Provided information »

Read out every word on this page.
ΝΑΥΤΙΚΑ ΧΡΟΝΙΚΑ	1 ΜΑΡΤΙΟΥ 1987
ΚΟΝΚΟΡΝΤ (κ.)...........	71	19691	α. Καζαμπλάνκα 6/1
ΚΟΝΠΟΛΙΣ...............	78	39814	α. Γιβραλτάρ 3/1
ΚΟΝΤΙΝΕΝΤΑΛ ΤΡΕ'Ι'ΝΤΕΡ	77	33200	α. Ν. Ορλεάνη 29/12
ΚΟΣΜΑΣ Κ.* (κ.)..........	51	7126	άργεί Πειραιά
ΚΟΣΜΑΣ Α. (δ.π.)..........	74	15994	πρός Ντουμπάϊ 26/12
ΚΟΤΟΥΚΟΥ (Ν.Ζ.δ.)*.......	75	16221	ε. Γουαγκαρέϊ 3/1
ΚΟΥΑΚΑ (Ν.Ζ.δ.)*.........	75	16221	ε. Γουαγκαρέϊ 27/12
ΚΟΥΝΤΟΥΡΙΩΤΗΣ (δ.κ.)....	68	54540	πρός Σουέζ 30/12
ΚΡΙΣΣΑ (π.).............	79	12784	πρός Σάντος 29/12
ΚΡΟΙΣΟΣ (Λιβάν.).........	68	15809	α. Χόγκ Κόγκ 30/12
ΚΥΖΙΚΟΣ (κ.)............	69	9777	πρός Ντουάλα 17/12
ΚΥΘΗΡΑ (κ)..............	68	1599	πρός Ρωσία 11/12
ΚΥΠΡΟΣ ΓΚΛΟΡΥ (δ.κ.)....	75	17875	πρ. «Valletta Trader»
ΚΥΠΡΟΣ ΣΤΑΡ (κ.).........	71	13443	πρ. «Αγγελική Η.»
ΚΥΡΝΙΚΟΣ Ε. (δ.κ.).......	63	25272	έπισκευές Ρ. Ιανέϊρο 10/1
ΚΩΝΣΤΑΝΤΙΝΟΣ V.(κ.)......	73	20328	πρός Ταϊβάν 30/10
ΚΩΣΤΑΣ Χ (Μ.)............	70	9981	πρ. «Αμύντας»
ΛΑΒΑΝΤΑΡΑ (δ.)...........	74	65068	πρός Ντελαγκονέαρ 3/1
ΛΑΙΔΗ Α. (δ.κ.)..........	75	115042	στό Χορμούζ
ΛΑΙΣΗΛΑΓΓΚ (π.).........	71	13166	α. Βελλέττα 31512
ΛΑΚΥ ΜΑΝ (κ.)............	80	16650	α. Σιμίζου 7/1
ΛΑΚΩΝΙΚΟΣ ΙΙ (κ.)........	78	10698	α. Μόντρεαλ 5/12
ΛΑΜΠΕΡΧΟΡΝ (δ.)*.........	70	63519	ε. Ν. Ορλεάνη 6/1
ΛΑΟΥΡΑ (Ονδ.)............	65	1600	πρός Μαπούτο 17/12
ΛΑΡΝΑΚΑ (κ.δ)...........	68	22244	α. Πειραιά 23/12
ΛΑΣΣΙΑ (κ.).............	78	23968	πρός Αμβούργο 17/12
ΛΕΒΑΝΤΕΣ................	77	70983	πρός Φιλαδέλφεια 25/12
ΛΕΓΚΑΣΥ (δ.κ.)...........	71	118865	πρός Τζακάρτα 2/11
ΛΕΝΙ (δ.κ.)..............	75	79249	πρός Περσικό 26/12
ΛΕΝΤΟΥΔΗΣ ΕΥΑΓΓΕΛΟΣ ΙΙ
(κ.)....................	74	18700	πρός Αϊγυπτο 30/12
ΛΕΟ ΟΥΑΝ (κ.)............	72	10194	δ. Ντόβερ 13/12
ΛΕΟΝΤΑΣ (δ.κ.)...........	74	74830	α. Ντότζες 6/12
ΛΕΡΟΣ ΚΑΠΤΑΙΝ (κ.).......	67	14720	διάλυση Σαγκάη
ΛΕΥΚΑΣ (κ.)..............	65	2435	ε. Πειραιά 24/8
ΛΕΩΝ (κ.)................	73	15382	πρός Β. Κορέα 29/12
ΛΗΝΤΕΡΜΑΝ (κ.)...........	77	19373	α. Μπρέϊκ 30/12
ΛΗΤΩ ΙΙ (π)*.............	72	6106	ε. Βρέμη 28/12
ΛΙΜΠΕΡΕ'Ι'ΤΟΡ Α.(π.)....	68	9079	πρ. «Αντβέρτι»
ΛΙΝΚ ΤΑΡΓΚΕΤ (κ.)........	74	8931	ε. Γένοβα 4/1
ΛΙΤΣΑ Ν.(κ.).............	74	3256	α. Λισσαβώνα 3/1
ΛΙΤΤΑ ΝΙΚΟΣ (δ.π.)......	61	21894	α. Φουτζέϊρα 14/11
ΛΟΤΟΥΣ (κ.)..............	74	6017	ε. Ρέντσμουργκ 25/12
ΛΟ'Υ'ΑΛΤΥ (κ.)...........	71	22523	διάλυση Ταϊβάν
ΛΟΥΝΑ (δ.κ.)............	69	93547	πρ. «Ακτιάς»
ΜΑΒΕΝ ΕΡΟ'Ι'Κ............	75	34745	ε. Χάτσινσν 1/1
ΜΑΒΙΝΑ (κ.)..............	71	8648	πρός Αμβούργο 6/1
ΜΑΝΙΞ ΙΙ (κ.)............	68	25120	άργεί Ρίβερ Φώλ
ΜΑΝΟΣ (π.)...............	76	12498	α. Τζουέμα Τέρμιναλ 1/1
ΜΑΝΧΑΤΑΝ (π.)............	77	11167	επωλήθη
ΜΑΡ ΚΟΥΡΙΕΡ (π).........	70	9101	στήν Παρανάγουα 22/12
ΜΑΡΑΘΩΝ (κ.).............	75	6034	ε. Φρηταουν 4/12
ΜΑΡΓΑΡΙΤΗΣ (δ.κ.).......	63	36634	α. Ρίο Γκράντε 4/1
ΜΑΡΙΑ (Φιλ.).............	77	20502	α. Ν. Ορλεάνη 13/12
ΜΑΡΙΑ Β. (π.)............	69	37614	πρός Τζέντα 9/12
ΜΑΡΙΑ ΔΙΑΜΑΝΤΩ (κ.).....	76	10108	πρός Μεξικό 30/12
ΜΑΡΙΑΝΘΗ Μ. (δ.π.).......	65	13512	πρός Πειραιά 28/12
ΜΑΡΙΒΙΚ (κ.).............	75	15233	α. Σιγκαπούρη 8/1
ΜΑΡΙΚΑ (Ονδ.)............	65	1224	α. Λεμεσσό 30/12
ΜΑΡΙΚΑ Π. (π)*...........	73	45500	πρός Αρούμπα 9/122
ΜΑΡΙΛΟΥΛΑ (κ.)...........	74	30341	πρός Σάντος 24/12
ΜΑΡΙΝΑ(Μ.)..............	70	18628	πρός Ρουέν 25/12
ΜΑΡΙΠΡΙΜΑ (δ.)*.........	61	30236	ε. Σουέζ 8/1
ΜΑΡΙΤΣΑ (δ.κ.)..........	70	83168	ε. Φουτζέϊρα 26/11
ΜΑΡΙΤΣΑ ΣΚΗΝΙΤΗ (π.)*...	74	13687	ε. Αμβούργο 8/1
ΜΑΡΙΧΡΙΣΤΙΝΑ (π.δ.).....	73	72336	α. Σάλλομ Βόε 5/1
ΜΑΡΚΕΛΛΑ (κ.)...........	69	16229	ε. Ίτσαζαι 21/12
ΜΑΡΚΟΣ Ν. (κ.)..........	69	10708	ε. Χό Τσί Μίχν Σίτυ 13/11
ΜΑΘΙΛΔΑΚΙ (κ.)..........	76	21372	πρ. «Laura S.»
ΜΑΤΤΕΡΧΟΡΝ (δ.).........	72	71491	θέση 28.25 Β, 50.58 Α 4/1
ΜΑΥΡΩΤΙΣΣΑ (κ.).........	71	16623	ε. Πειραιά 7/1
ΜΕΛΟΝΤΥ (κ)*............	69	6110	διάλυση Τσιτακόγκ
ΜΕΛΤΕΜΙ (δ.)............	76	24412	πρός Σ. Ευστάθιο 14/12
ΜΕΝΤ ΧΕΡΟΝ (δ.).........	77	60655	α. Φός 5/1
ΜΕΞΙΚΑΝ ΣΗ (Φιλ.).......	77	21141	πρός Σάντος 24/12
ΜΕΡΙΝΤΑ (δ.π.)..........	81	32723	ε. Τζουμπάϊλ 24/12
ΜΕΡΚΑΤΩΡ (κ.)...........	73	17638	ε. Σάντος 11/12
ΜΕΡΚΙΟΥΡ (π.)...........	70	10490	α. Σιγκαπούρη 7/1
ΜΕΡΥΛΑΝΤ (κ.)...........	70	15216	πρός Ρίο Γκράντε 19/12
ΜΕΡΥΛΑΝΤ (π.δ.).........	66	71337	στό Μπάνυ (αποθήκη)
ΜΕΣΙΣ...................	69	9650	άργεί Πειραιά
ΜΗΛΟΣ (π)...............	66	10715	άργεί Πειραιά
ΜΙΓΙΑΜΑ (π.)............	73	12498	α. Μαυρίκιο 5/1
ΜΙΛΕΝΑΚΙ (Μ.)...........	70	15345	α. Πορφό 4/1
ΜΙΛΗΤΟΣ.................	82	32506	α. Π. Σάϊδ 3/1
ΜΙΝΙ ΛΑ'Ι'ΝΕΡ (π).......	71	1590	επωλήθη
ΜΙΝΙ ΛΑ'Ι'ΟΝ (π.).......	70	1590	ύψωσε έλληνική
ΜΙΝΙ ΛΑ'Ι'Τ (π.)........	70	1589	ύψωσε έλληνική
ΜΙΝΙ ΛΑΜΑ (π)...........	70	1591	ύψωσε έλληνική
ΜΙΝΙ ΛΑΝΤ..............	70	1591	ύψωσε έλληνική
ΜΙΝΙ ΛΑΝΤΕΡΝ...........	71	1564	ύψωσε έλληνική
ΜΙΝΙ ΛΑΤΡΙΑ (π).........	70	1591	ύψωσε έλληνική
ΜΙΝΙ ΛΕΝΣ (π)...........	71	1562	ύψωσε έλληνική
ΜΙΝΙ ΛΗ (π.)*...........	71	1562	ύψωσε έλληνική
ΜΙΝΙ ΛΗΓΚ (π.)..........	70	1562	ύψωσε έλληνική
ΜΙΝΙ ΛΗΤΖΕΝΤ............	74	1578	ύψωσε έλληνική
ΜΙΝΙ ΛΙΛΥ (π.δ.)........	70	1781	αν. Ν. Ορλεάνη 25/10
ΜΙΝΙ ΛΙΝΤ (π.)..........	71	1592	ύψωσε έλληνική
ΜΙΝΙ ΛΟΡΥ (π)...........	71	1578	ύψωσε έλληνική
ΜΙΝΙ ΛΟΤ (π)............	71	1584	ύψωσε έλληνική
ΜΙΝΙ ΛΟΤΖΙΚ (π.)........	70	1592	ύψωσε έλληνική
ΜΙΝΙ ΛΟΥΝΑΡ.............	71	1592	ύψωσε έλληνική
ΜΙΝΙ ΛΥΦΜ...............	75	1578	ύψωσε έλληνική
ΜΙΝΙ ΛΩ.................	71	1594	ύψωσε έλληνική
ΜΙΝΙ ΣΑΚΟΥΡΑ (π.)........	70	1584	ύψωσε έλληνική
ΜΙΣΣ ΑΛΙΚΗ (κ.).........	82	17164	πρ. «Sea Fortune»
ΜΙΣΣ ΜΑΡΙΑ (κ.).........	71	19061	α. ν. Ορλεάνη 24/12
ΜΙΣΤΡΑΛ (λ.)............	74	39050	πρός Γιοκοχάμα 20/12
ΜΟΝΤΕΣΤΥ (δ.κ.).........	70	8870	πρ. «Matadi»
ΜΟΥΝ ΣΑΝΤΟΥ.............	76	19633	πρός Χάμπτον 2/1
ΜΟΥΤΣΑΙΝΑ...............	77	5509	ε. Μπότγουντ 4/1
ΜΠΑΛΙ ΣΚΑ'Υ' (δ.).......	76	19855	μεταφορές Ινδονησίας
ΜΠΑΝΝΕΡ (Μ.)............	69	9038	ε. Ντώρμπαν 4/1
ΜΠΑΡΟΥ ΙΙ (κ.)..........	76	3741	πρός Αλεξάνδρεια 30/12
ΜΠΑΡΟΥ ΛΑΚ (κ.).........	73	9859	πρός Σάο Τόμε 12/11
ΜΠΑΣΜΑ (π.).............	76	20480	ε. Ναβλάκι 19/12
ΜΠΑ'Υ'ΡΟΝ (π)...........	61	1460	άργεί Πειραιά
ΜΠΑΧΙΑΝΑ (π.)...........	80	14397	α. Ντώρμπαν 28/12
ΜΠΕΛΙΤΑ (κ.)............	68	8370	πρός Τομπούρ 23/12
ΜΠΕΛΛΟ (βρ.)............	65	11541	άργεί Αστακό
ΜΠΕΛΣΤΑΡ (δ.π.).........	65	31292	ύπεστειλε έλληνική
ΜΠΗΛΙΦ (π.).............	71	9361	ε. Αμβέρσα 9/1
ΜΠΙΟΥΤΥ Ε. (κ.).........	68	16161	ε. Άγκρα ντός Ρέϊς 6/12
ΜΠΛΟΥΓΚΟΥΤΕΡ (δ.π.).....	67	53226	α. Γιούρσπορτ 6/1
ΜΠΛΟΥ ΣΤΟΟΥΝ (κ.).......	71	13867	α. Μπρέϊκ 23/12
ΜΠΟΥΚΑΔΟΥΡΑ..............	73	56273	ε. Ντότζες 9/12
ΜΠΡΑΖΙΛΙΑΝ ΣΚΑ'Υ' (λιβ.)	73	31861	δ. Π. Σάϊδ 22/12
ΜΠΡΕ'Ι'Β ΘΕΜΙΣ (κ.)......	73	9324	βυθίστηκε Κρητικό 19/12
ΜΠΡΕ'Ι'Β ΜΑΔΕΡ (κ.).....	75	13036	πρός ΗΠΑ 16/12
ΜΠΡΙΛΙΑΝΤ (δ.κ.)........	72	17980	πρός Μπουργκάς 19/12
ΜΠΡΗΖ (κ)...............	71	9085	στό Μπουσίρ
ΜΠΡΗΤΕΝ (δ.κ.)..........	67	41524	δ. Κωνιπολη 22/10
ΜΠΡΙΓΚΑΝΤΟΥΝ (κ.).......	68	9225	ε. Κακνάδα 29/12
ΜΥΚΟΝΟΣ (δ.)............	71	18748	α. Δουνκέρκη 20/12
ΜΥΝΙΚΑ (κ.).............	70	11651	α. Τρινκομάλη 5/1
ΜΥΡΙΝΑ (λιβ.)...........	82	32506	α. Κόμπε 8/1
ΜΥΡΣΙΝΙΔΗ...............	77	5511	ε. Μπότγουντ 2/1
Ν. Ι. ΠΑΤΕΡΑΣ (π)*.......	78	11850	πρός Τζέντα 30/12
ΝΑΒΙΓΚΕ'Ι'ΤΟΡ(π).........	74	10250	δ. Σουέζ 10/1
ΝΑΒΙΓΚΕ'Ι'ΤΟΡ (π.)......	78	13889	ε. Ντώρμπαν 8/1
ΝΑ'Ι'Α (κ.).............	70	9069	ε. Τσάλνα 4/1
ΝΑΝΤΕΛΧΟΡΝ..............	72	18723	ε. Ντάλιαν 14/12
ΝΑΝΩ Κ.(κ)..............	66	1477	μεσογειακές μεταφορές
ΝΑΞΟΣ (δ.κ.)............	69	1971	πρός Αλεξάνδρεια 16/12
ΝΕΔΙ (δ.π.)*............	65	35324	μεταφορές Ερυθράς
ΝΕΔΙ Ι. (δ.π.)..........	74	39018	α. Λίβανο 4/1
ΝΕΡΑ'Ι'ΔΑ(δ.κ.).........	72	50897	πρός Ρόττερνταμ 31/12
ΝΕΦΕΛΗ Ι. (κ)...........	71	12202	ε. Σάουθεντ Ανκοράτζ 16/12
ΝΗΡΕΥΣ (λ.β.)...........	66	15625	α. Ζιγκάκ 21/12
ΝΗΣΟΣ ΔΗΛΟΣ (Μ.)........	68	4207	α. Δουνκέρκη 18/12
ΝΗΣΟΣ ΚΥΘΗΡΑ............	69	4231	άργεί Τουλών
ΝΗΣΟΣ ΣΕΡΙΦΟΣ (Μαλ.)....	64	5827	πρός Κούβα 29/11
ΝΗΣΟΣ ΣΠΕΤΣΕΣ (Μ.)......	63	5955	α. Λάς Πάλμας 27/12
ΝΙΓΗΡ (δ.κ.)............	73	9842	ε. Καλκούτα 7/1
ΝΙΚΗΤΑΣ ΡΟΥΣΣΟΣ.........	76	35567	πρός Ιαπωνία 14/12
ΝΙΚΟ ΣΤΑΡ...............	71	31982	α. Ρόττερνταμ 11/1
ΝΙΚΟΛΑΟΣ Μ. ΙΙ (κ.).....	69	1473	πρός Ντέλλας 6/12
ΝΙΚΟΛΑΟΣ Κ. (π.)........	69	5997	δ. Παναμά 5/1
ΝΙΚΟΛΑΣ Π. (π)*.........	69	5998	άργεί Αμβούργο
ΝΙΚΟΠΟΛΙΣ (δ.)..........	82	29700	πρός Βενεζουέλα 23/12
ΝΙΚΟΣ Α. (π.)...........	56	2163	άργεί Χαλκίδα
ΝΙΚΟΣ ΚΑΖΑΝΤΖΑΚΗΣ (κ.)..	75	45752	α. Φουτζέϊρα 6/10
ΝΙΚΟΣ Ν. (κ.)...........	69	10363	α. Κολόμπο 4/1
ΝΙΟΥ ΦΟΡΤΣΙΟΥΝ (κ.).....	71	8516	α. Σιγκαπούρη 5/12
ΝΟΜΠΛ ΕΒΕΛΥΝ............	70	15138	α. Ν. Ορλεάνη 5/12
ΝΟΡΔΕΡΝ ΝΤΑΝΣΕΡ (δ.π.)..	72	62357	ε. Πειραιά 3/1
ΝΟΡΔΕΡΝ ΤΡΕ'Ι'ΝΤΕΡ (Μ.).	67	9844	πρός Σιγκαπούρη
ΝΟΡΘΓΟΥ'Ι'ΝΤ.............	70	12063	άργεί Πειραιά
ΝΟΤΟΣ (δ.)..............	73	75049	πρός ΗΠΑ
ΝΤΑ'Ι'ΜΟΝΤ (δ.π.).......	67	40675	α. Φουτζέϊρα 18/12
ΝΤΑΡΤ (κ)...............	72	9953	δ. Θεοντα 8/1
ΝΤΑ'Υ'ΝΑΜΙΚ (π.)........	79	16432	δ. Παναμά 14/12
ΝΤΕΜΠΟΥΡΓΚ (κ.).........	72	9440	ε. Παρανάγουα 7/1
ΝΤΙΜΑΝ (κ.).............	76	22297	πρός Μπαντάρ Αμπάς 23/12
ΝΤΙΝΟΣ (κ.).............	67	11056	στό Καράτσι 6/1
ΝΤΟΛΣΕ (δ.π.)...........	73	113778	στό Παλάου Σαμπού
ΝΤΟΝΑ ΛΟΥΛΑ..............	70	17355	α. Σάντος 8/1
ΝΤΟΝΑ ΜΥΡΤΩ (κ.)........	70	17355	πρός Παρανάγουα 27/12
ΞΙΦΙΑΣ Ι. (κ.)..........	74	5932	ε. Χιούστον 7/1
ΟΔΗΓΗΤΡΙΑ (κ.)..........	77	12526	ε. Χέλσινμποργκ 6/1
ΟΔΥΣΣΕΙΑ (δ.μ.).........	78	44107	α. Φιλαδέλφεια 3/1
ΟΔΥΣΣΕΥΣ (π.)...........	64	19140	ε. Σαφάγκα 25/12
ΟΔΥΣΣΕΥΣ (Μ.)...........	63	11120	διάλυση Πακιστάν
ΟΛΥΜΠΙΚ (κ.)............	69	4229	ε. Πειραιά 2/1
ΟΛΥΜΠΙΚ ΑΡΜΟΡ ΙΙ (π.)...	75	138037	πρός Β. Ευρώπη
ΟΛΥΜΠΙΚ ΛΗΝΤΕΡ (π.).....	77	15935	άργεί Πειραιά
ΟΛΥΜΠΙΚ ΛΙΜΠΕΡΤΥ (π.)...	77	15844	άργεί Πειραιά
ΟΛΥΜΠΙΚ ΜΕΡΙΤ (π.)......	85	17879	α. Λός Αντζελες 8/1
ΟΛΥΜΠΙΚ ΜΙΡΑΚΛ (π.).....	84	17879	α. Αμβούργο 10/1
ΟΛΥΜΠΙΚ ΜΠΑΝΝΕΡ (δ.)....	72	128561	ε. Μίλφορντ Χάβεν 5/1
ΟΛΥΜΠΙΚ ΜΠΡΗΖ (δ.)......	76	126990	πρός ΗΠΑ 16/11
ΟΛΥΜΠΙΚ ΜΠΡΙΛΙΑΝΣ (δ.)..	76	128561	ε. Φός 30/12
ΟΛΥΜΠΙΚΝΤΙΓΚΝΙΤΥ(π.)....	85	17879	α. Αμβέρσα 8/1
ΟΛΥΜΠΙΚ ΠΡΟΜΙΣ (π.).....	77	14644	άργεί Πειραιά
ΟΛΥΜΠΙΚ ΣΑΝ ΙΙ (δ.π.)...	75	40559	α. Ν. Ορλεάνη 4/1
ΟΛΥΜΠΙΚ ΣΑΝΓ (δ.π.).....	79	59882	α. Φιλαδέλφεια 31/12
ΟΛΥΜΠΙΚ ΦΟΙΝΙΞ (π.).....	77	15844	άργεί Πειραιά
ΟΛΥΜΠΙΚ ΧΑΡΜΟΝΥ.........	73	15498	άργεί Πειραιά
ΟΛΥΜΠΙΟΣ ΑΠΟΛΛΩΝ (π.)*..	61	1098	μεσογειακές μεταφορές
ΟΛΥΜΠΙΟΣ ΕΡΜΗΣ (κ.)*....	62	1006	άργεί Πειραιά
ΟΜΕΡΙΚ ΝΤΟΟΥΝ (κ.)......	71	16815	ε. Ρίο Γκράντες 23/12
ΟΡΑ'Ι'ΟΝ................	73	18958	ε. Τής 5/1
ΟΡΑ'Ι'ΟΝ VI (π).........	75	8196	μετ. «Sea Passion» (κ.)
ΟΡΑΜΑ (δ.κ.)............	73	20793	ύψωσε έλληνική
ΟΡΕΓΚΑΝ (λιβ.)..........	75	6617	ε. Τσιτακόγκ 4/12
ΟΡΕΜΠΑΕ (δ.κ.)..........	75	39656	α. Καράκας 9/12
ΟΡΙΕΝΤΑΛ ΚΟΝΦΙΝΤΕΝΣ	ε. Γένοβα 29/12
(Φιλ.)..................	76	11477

Written problem » Each line of the data that includes the word "Παρανάγουα" counts once; report the total and nothing more.

Written response » 3